* TASK INSTRUCTIONS
Determine how many lines below hold the string "JSON". Reply with the number alone.

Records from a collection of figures
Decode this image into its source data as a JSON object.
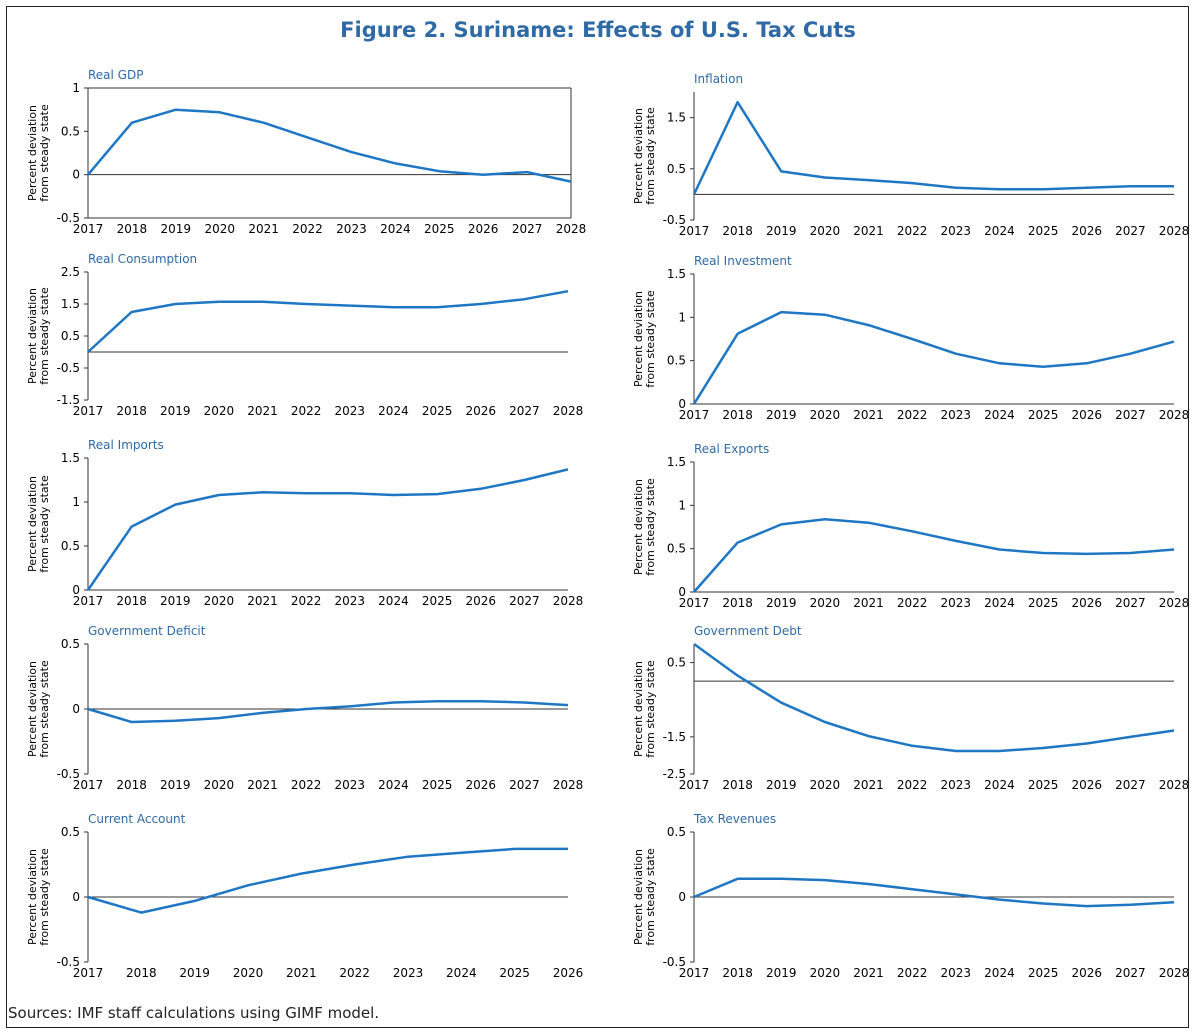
{
  "figure_title": "Figure 2. Suriname: Effects of U.S. Tax Cuts",
  "source_note": "Sources: IMF staff calculations using GIMF model.",
  "ylabel_line1": "Percent deviation",
  "ylabel_line2": "from steady state",
  "line_color": "#1f77c4",
  "chart_data": [
    {
      "type": "line",
      "title": "Real GDP",
      "categories": [
        "2017",
        "2018",
        "2019",
        "2020",
        "2021",
        "2022",
        "2023",
        "2024",
        "2025",
        "2026",
        "2027",
        "2028"
      ],
      "values": [
        0,
        0.6,
        0.75,
        0.72,
        0.6,
        0.43,
        0.26,
        0.13,
        0.04,
        0.0,
        0.03,
        -0.08
      ],
      "yticks": [
        -0.5,
        0,
        0.5,
        1
      ],
      "yticklabels": [
        "-0.5",
        "0",
        "0.5",
        "1"
      ],
      "ylim": [
        -0.5,
        1
      ],
      "boxed": true
    },
    {
      "type": "line",
      "title": "Inflation",
      "categories": [
        "2017",
        "2018",
        "2019",
        "2020",
        "2021",
        "2022",
        "2023",
        "2024",
        "2025",
        "2026",
        "2027",
        "2028"
      ],
      "values": [
        0,
        1.8,
        0.45,
        0.33,
        0.28,
        0.22,
        0.13,
        0.1,
        0.1,
        0.13,
        0.16,
        0.16
      ],
      "yticks": [
        -0.5,
        0.5,
        1.5
      ],
      "yticklabels": [
        "-0.5",
        "0.5",
        "1.5"
      ],
      "ylim": [
        -0.5,
        2
      ],
      "boxed": false
    },
    {
      "type": "line",
      "title": "Real Consumption",
      "categories": [
        "2017",
        "2018",
        "2019",
        "2020",
        "2021",
        "2022",
        "2023",
        "2024",
        "2025",
        "2026",
        "2027",
        "2028"
      ],
      "values": [
        0,
        1.25,
        1.5,
        1.57,
        1.57,
        1.5,
        1.45,
        1.4,
        1.4,
        1.5,
        1.65,
        1.9
      ],
      "yticks": [
        -1.5,
        -0.5,
        0.5,
        1.5,
        2.5
      ],
      "yticklabels": [
        "-1.5",
        "-0.5",
        "0.5",
        "1.5",
        "2.5"
      ],
      "ylim": [
        -1.5,
        2.5
      ],
      "boxed": false
    },
    {
      "type": "line",
      "title": "Real Investment",
      "categories": [
        "2017",
        "2018",
        "2019",
        "2020",
        "2021",
        "2022",
        "2023",
        "2024",
        "2025",
        "2026",
        "2027",
        "2028"
      ],
      "values": [
        0,
        0.81,
        1.06,
        1.03,
        0.91,
        0.75,
        0.58,
        0.47,
        0.43,
        0.47,
        0.58,
        0.72
      ],
      "yticks": [
        0,
        0.5,
        1,
        1.5
      ],
      "yticklabels": [
        "0",
        "0.5",
        "1",
        "1.5"
      ],
      "ylim": [
        0,
        1.5
      ],
      "boxed": false
    },
    {
      "type": "line",
      "title": "Real Imports",
      "categories": [
        "2017",
        "2018",
        "2019",
        "2020",
        "2021",
        "2022",
        "2023",
        "2024",
        "2025",
        "2026",
        "2027",
        "2028"
      ],
      "values": [
        0,
        0.72,
        0.97,
        1.08,
        1.11,
        1.1,
        1.1,
        1.08,
        1.09,
        1.15,
        1.25,
        1.37
      ],
      "yticks": [
        0,
        0.5,
        1,
        1.5
      ],
      "yticklabels": [
        "0",
        "0.5",
        "1",
        "1.5"
      ],
      "ylim": [
        0,
        1.5
      ],
      "boxed": false
    },
    {
      "type": "line",
      "title": "Real Exports",
      "categories": [
        "2017",
        "2018",
        "2019",
        "2020",
        "2021",
        "2022",
        "2023",
        "2024",
        "2025",
        "2026",
        "2027",
        "2028"
      ],
      "values": [
        0,
        0.57,
        0.78,
        0.84,
        0.8,
        0.7,
        0.59,
        0.49,
        0.45,
        0.44,
        0.45,
        0.49
      ],
      "yticks": [
        0,
        0.5,
        1,
        1.5
      ],
      "yticklabels": [
        "0",
        "0.5",
        "1",
        "1.5"
      ],
      "ylim": [
        0,
        1.5
      ],
      "boxed": false
    },
    {
      "type": "line",
      "title": "Government Deficit",
      "categories": [
        "2017",
        "2018",
        "2019",
        "2020",
        "2021",
        "2022",
        "2023",
        "2024",
        "2025",
        "2026",
        "2027",
        "2028"
      ],
      "values": [
        0,
        -0.1,
        -0.09,
        -0.07,
        -0.03,
        0.0,
        0.02,
        0.05,
        0.06,
        0.06,
        0.05,
        0.03
      ],
      "yticks": [
        -0.5,
        0,
        0.5
      ],
      "yticklabels": [
        "-0.5",
        "0",
        "0.5"
      ],
      "ylim": [
        -0.5,
        0.5
      ],
      "boxed": false
    },
    {
      "type": "line",
      "title": "Government Debt",
      "categories": [
        "2017",
        "2018",
        "2019",
        "2020",
        "2021",
        "2022",
        "2023",
        "2024",
        "2025",
        "2026",
        "2027",
        "2028"
      ],
      "values": [
        1.0,
        0.15,
        -0.58,
        -1.1,
        -1.48,
        -1.74,
        -1.88,
        -1.88,
        -1.8,
        -1.68,
        -1.5,
        -1.33
      ],
      "yticks": [
        -2.5,
        -1.5,
        0.5
      ],
      "yticklabels": [
        "-2.5",
        "-1.5",
        "0.5"
      ],
      "ylim": [
        -2.5,
        1.0
      ],
      "boxed": false
    },
    {
      "type": "line",
      "title": "Current Account",
      "categories": [
        "2017",
        "2018",
        "2019",
        "2020",
        "2021",
        "2022",
        "2023",
        "2024",
        "2025",
        "2026"
      ],
      "values": [
        0,
        -0.12,
        -0.03,
        0.09,
        0.18,
        0.25,
        0.31,
        0.34,
        0.37,
        0.37
      ],
      "yticks": [
        -0.5,
        0,
        0.5
      ],
      "yticklabels": [
        "-0.5",
        "0",
        "0.5"
      ],
      "ylim": [
        -0.5,
        0.5
      ],
      "boxed": false
    },
    {
      "type": "line",
      "title": "Tax Revenues",
      "categories": [
        "2017",
        "2018",
        "2019",
        "2020",
        "2021",
        "2022",
        "2023",
        "2024",
        "2025",
        "2026",
        "2027",
        "2028"
      ],
      "values": [
        0,
        0.14,
        0.14,
        0.13,
        0.1,
        0.06,
        0.02,
        -0.02,
        -0.05,
        -0.07,
        -0.06,
        -0.04
      ],
      "yticks": [
        -0.5,
        0,
        0.5
      ],
      "yticklabels": [
        "-0.5",
        "0",
        "0.5"
      ],
      "ylim": [
        -0.5,
        0.5
      ],
      "boxed": false
    }
  ]
}
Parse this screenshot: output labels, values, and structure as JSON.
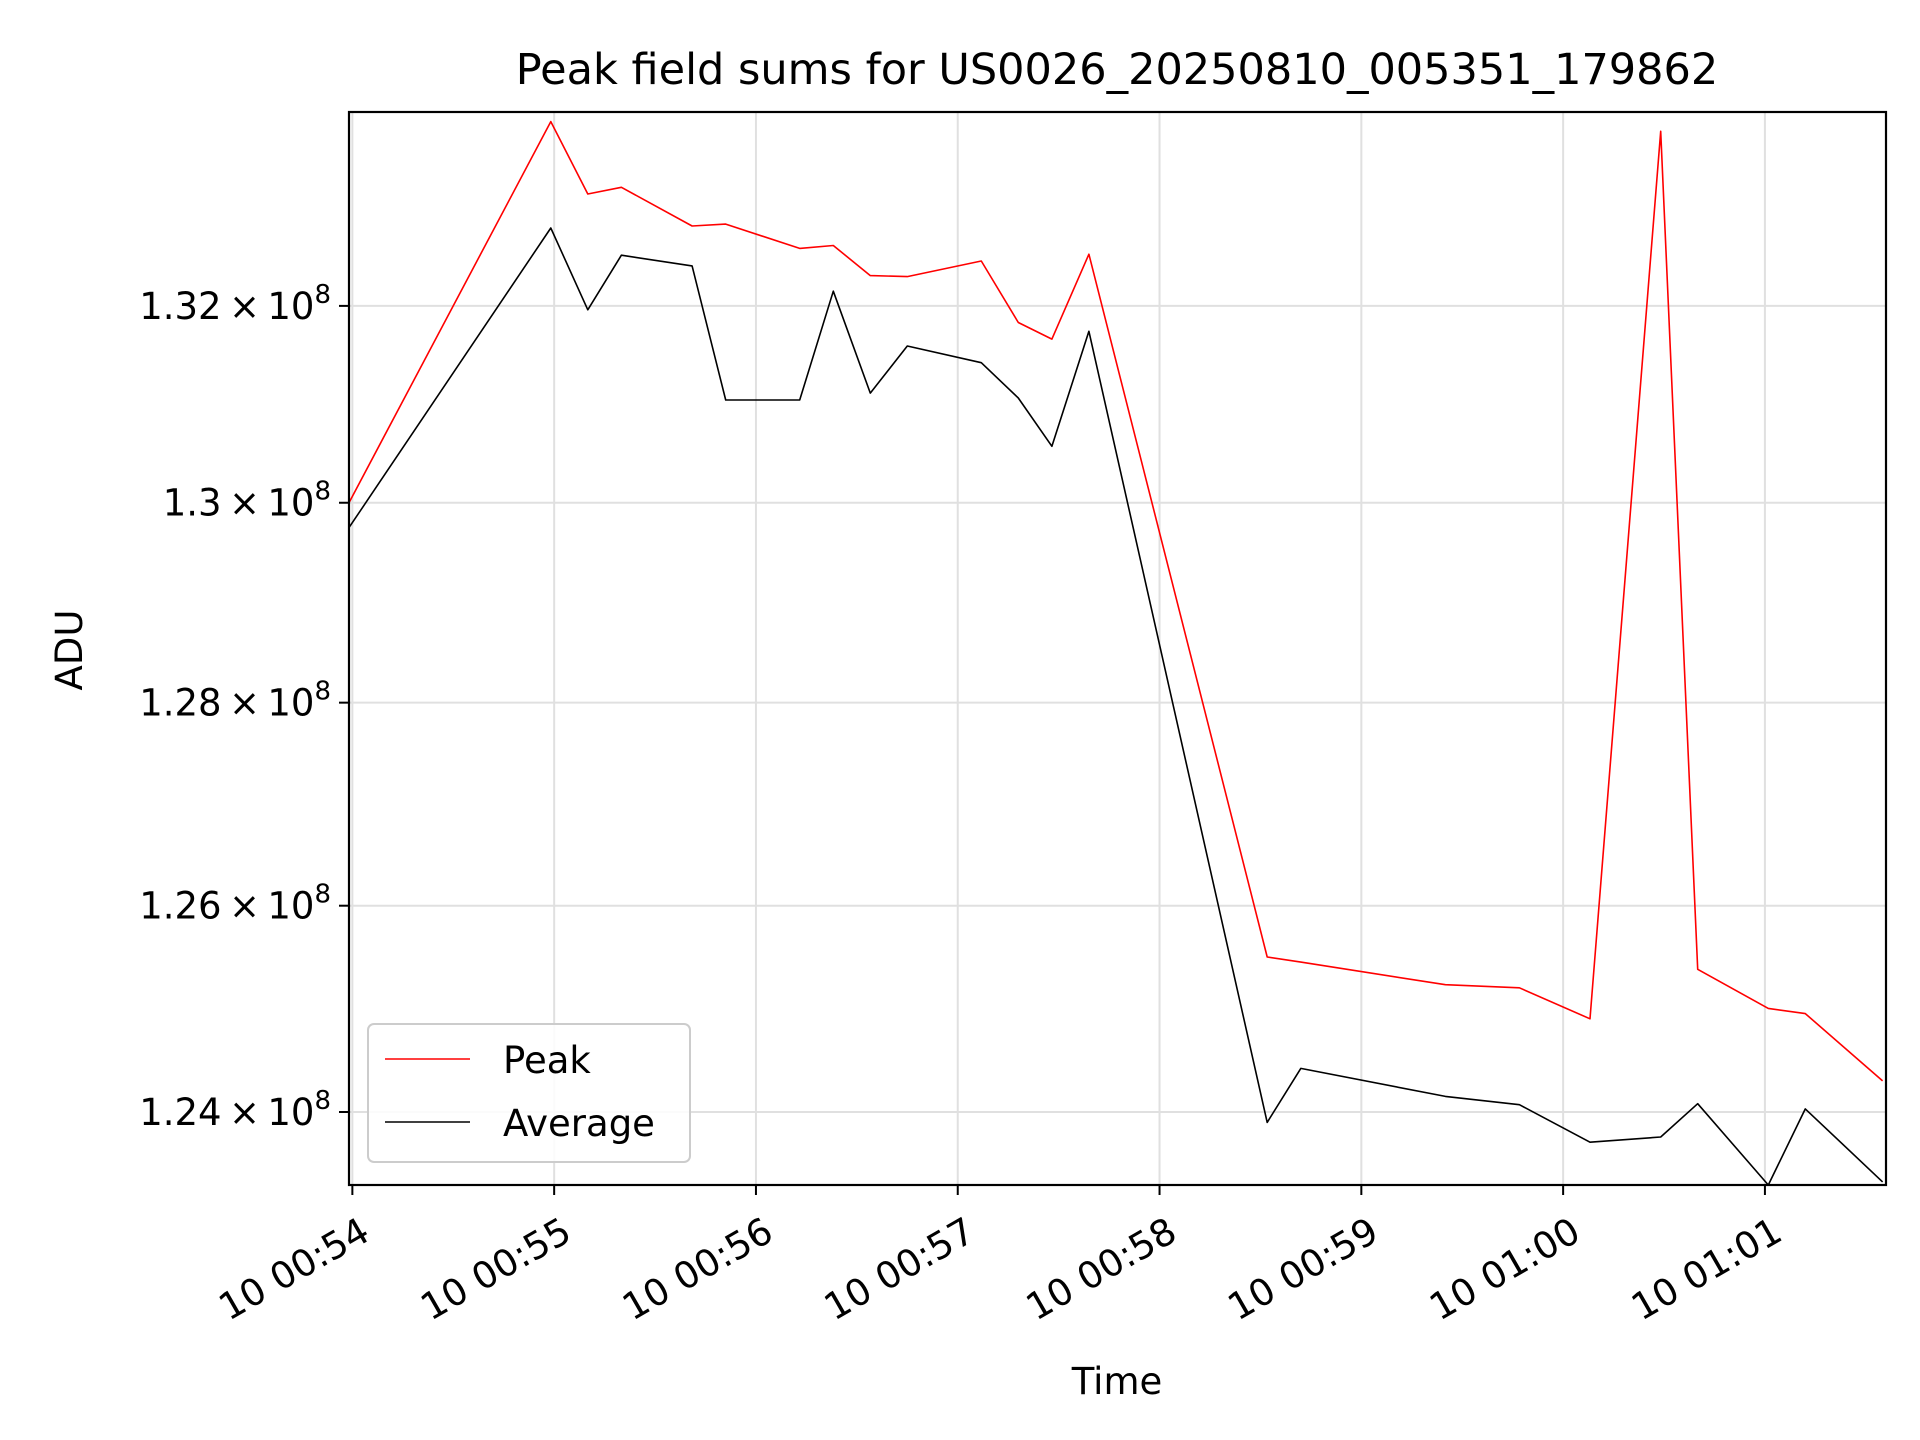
{
  "chart_data": {
    "type": "line",
    "title": "Peak field sums for US0026_20250810_005351_179862",
    "xlabel": "Time",
    "ylabel": "ADU",
    "y_scale": "log",
    "grid": true,
    "legend_position": "lower-left",
    "xlim": [
      "00:53:59",
      "00:61:36"
    ],
    "ylim": [
      123300000,
      134000000
    ],
    "x_ticks": [
      {
        "t": "00:54:00",
        "label": "10 00:54"
      },
      {
        "t": "00:55:00",
        "label": "10 00:55"
      },
      {
        "t": "00:56:00",
        "label": "10 00:56"
      },
      {
        "t": "00:57:00",
        "label": "10 00:57"
      },
      {
        "t": "00:58:00",
        "label": "10 00:58"
      },
      {
        "t": "00:59:00",
        "label": "10 00:59"
      },
      {
        "t": "01:00:00",
        "label": "10 01:00"
      },
      {
        "t": "01:01:00",
        "label": "10 01:01"
      }
    ],
    "y_ticks": [
      {
        "value": 124000000,
        "mantissa": "1.24",
        "base": "10",
        "exp": "8"
      },
      {
        "value": 126000000,
        "mantissa": "1.26",
        "base": "10",
        "exp": "8"
      },
      {
        "value": 128000000,
        "mantissa": "1.28",
        "base": "10",
        "exp": "8"
      },
      {
        "value": 130000000,
        "mantissa": "1.3",
        "base": "10",
        "exp": "8"
      },
      {
        "value": 132000000,
        "mantissa": "1.32",
        "base": "10",
        "exp": "8"
      }
    ],
    "series": [
      {
        "name": "Peak",
        "color": "#ff0000",
        "points": [
          {
            "t": "00:53:56",
            "y": 130000000
          },
          {
            "t": "00:54:59",
            "y": 133900000
          },
          {
            "t": "00:55:10",
            "y": 133150000
          },
          {
            "t": "00:55:20",
            "y": 133220000
          },
          {
            "t": "00:55:41",
            "y": 132820000
          },
          {
            "t": "00:55:51",
            "y": 132840000
          },
          {
            "t": "00:56:13",
            "y": 132590000
          },
          {
            "t": "00:56:23",
            "y": 132620000
          },
          {
            "t": "00:56:34",
            "y": 132310000
          },
          {
            "t": "00:56:45",
            "y": 132300000
          },
          {
            "t": "00:57:07",
            "y": 132460000
          },
          {
            "t": "00:57:18",
            "y": 131830000
          },
          {
            "t": "00:57:28",
            "y": 131660000
          },
          {
            "t": "00:57:39",
            "y": 132530000
          },
          {
            "t": "00:58:32",
            "y": 125500000
          },
          {
            "t": "00:58:42",
            "y": 125450000
          },
          {
            "t": "00:59:25",
            "y": 125230000
          },
          {
            "t": "00:59:47",
            "y": 125200000
          },
          {
            "t": "01:00:08",
            "y": 124900000
          },
          {
            "t": "01:00:29",
            "y": 133800000
          },
          {
            "t": "01:00:40",
            "y": 125380000
          },
          {
            "t": "01:01:01",
            "y": 125000000
          },
          {
            "t": "01:01:12",
            "y": 124950000
          },
          {
            "t": "01:01:35",
            "y": 124300000
          }
        ]
      },
      {
        "name": "Average",
        "color": "#000000",
        "points": [
          {
            "t": "00:53:56",
            "y": 129750000
          },
          {
            "t": "00:54:59",
            "y": 132800000
          },
          {
            "t": "00:55:10",
            "y": 131960000
          },
          {
            "t": "00:55:20",
            "y": 132520000
          },
          {
            "t": "00:55:41",
            "y": 132410000
          },
          {
            "t": "00:55:51",
            "y": 131040000
          },
          {
            "t": "00:56:13",
            "y": 131040000
          },
          {
            "t": "00:56:23",
            "y": 132150000
          },
          {
            "t": "00:56:34",
            "y": 131110000
          },
          {
            "t": "00:56:45",
            "y": 131590000
          },
          {
            "t": "00:57:07",
            "y": 131420000
          },
          {
            "t": "00:57:18",
            "y": 131060000
          },
          {
            "t": "00:57:28",
            "y": 130570000
          },
          {
            "t": "00:57:39",
            "y": 131740000
          },
          {
            "t": "00:58:32",
            "y": 123900000
          },
          {
            "t": "00:58:42",
            "y": 124420000
          },
          {
            "t": "00:59:25",
            "y": 124150000
          },
          {
            "t": "00:59:47",
            "y": 124070000
          },
          {
            "t": "01:00:08",
            "y": 123710000
          },
          {
            "t": "01:00:29",
            "y": 123760000
          },
          {
            "t": "01:00:40",
            "y": 124080000
          },
          {
            "t": "01:01:01",
            "y": 123300000
          },
          {
            "t": "01:01:12",
            "y": 124030000
          },
          {
            "t": "01:01:35",
            "y": 123330000
          }
        ]
      }
    ]
  }
}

* THE ANSWER
2